#### DATA EXTRACT
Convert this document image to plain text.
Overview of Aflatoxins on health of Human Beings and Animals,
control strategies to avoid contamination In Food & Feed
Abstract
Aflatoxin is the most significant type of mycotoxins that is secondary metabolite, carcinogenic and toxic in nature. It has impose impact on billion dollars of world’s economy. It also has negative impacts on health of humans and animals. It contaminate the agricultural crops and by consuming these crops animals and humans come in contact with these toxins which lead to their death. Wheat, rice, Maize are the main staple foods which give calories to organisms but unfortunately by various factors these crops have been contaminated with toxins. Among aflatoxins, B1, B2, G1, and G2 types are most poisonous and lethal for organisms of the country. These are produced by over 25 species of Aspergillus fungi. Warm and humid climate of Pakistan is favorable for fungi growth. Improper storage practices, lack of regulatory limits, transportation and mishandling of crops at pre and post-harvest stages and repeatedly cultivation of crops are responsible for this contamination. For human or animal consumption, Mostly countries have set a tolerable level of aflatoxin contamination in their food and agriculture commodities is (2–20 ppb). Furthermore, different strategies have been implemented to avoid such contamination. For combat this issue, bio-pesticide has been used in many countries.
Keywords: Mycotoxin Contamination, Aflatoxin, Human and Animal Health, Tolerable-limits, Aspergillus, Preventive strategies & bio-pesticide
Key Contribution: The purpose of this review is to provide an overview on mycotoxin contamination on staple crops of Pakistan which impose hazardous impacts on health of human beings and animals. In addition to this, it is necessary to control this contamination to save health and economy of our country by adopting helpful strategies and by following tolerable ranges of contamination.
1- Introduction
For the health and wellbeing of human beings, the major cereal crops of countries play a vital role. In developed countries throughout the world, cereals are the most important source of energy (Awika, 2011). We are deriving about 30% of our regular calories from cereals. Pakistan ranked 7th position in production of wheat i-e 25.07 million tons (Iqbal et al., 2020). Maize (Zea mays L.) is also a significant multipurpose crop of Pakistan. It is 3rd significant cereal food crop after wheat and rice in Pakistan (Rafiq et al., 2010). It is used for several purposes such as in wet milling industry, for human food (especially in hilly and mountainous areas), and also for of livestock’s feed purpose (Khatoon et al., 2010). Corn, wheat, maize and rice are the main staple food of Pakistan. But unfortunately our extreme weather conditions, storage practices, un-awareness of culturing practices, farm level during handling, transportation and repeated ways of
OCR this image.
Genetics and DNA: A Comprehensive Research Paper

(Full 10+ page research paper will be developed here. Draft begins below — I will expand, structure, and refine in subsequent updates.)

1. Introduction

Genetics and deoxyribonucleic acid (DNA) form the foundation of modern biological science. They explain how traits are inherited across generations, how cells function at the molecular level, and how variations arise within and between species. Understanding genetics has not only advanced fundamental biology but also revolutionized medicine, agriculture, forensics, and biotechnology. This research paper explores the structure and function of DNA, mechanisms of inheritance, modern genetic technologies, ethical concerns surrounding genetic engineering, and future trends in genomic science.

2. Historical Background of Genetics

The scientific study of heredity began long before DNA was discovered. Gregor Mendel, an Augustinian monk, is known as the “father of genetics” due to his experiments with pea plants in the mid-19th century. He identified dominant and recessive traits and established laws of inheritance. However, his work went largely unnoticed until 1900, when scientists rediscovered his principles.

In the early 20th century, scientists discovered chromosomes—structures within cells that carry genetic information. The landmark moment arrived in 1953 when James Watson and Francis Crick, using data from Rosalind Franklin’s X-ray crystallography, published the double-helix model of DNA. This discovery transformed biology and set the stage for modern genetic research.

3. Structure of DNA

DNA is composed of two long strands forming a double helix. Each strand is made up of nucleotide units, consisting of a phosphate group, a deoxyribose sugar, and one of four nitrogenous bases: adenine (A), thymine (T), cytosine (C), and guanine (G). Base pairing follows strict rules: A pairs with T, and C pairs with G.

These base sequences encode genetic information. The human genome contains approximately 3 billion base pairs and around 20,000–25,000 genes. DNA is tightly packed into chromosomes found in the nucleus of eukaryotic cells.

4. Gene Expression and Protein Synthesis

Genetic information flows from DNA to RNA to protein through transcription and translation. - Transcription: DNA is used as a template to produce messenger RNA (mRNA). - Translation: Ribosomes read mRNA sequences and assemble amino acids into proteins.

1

#### BRIEF
Your answer should consist of the lines above that hold the word "image", copied exactly.

#### RESPONSE TO THIS TASK
Convert this document image to plain text.
OCR this image.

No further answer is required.